Data excerpts

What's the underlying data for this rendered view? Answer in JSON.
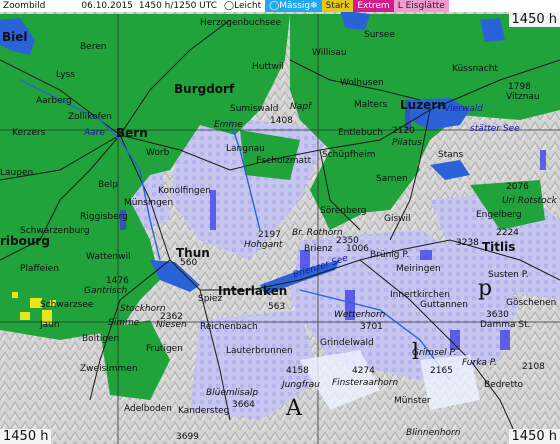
{
  "header": {
    "title": "Zoombild",
    "date": "06.10.2015",
    "time": "1450 h/1250 UTC",
    "legend": [
      {
        "label": "Leicht",
        "color": "#ffffff"
      },
      {
        "label": "Mässig",
        "color": "#22a7f0"
      },
      {
        "label": "Stark",
        "color": "#e6c619"
      },
      {
        "label": "Extrem",
        "color": "#d21c8e"
      },
      {
        "label": "Eisglätte",
        "color": "#f19bd0"
      }
    ],
    "eis_prefix": "L"
  },
  "corners": {
    "top_right": "1450 h",
    "bottom_left": "1450 h",
    "bottom_right": "1450 h"
  },
  "colors": {
    "forest": "#1fa33a",
    "mountain": "#d0d0d0",
    "precip_light": "#c9c9f5",
    "precip_mod": "#3a3ae6",
    "yellow_cells": "#e6e61e",
    "lake": "#2a63d8",
    "road": "#222222",
    "grid": "#444444"
  },
  "places": {
    "biel": "Biel",
    "beren": "Beren",
    "herzogenbuchsee": "Herzogenbuchsee",
    "huttwil": "Huttwil",
    "willisau": "Willisau",
    "sursee": "Sursee",
    "lyss": "Lyss",
    "aarberg": "Aarberg",
    "zollikofen": "Zollikofen",
    "burgdorf": "Burgdorf",
    "sumiswald": "Sumiswald",
    "napf": "Napf",
    "wolhusen": "Wolhusen",
    "malters": "Malters",
    "luzern": "Luzern",
    "kerzers": "Kerzers",
    "bern": "Bern",
    "worb": "Worb",
    "langnau": "Langnau",
    "escholzmatt": "Escholzmatt",
    "entlebuch": "Entlebuch",
    "schupfheim": "Schüpfheim",
    "pilatus": "Pilatus",
    "stans": "Stans",
    "laupen": "Laupen",
    "belp": "Belp",
    "konolfingen": "Konolfingen",
    "munsingen": "Münsingen",
    "sarnen": "Sarnen",
    "sorenberg": "Sörenberg",
    "giswil": "Giswil",
    "engelberg": "Engelberg",
    "riggisberg": "Riggisberg",
    "schwarzenburg": "Schwarzenburg",
    "fribourg": "ribourg",
    "thun": "Thun",
    "hohgant": "Hohgant",
    "brienz": "Brienz",
    "brthorn": "Br. Rothorn",
    "brunig": "Brünig P.",
    "meiringen": "Meiringen",
    "titlis": "Titlis",
    "sustenp": "Susten P.",
    "wattenwil": "Wattenwil",
    "plaffeien": "Plaffeien",
    "gantrisch": "Gantrisch",
    "schwarzsee": "Schwarzsee",
    "spiez": "Spiez",
    "interlaken": "Interlaken",
    "innertkirchen": "Innertkirchen",
    "guttannen": "Guttannen",
    "goschenen": "Göschenen",
    "jaun": "Jaun",
    "stockhorn": "Stockhorn",
    "simme": "Simme",
    "niesen": "Niesen",
    "reichenbach": "Reichenbach",
    "wetterhorn": "Wetterhorn",
    "dammast": "Damma St.",
    "grindelwald": "Grindelwald",
    "lauterbrunnen": "Lauterbrunnen",
    "frutigen": "Frutigen",
    "boltigen": "Boltigen",
    "zweisimmen": "Zweisimmen",
    "grimselp": "Grimsel P.",
    "furkap": "Furka P.",
    "jungfrau": "Jungfrau",
    "finsteraarhorn": "Finsteraarhorn",
    "blumlisalp": "Blüemlisalp",
    "kandersteg": "Kandersteg",
    "munster": "Münster",
    "bedretto": "Bedretto",
    "adelboden": "Adelboden",
    "blinnenhorn": "Blinnenhorn",
    "vitznau": "Vitznau",
    "kussnacht": "Küssnacht",
    "uriro": "Uri Rotstock",
    "emme": "Emme",
    "brienzersee": "Brienzer See",
    "stattersee": "stätter See",
    "vierwald": "Vierwald",
    "aare": "Aare",
    "region_a": "A",
    "region_l": "l",
    "region_p": "p",
    "region_e": "e",
    "n1": "1798",
    "n2": "2120",
    "n3": "2224",
    "n4": "3238",
    "n5": "2350",
    "n6": "2197",
    "n7": "1408",
    "n8": "2362",
    "n9": "3701",
    "n10": "3630",
    "n11": "3664",
    "n12": "4158",
    "n13": "4274",
    "n14": "2165",
    "n15": "3699",
    "n16": "1006",
    "n17": "2108",
    "n18": "1476",
    "n19": "2076",
    "n20": "563",
    "n21": "560"
  }
}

Exercise prompt
Give the entries again word for word, but skip the pictures.

Answer
What's the underlying data for this rendered view? Answer in JSON.
{
  "header": {
    "title": "Zoombild",
    "date": "06.10.2015",
    "time": "1450 h/1250 UTC",
    "legend": [
      {
        "label": "Leicht",
        "color": "#ffffff"
      },
      {
        "label": "Mässig",
        "color": "#22a7f0"
      },
      {
        "label": "Stark",
        "color": "#e6c619"
      },
      {
        "label": "Extrem",
        "color": "#d21c8e"
      },
      {
        "label": "Eisglätte",
        "color": "#f19bd0"
      }
    ],
    "eis_prefix": "L"
  },
  "corners": {
    "top_right": "1450 h",
    "bottom_left": "1450 h",
    "bottom_right": "1450 h"
  },
  "colors": {
    "forest": "#1fa33a",
    "mountain": "#d0d0d0",
    "precip_light": "#c9c9f5",
    "precip_mod": "#3a3ae6",
    "yellow_cells": "#e6e61e",
    "lake": "#2a63d8",
    "road": "#222222",
    "grid": "#444444"
  },
  "places": {
    "biel": "Biel",
    "beren": "Beren",
    "herzogenbuchsee": "Herzogenbuchsee",
    "huttwil": "Huttwil",
    "willisau": "Willisau",
    "sursee": "Sursee",
    "lyss": "Lyss",
    "aarberg": "Aarberg",
    "zollikofen": "Zollikofen",
    "burgdorf": "Burgdorf",
    "sumiswald": "Sumiswald",
    "napf": "Napf",
    "wolhusen": "Wolhusen",
    "malters": "Malters",
    "luzern": "Luzern",
    "kerzers": "Kerzers",
    "bern": "Bern",
    "worb": "Worb",
    "langnau": "Langnau",
    "escholzmatt": "Escholzmatt",
    "entlebuch": "Entlebuch",
    "schupfheim": "Schüpfheim",
    "pilatus": "Pilatus",
    "stans": "Stans",
    "laupen": "Laupen",
    "belp": "Belp",
    "konolfingen": "Konolfingen",
    "munsingen": "Münsingen",
    "sarnen": "Sarnen",
    "sorenberg": "Sörenberg",
    "giswil": "Giswil",
    "engelberg": "Engelberg",
    "riggisberg": "Riggisberg",
    "schwarzenburg": "Schwarzenburg",
    "fribourg": "ribourg",
    "thun": "Thun",
    "hohgant": "Hohgant",
    "brienz": "Brienz",
    "brthorn": "Br. Rothorn",
    "brunig": "Brünig P.",
    "meiringen": "Meiringen",
    "titlis": "Titlis",
    "sustenp": "Susten P.",
    "wattenwil": "Wattenwil",
    "plaffeien": "Plaffeien",
    "gantrisch": "Gantrisch",
    "schwarzsee": "Schwarzsee",
    "spiez": "Spiez",
    "interlaken": "Interlaken",
    "innertkirchen": "Innertkirchen",
    "guttannen": "Guttannen",
    "goschenen": "Göschenen",
    "jaun": "Jaun",
    "stockhorn": "Stockhorn",
    "simme": "Simme",
    "niesen": "Niesen",
    "reichenbach": "Reichenbach",
    "wetterhorn": "Wetterhorn",
    "dammast": "Damma St.",
    "grindelwald": "Grindelwald",
    "lauterbrunnen": "Lauterbrunnen",
    "frutigen": "Frutigen",
    "boltigen": "Boltigen",
    "zweisimmen": "Zweisimmen",
    "grimselp": "Grimsel P.",
    "furkap": "Furka P.",
    "jungfrau": "Jungfrau",
    "finsteraarhorn": "Finsteraarhorn",
    "blumlisalp": "Blüemlisalp",
    "kandersteg": "Kandersteg",
    "munster": "Münster",
    "bedretto": "Bedretto",
    "adelboden": "Adelboden",
    "blinnenhorn": "Blinnenhorn",
    "vitznau": "Vitznau",
    "kussnacht": "Küssnacht",
    "uriro": "Uri Rotstock",
    "emme": "Emme",
    "brienzersee": "Brienzer See",
    "stattersee": "stätter See",
    "vierwald": "Vierwald",
    "aare": "Aare",
    "region_a": "A",
    "region_l": "l",
    "region_p": "p",
    "region_e": "e",
    "n1": "1798",
    "n2": "2120",
    "n3": "2224",
    "n4": "3238",
    "n5": "2350",
    "n6": "2197",
    "n7": "1408",
    "n8": "2362",
    "n9": "3701",
    "n10": "3630",
    "n11": "3664",
    "n12": "4158",
    "n13": "4274",
    "n14": "2165",
    "n15": "3699",
    "n16": "1006",
    "n17": "2108",
    "n18": "1476",
    "n19": "2076",
    "n20": "563",
    "n21": "560"
  }
}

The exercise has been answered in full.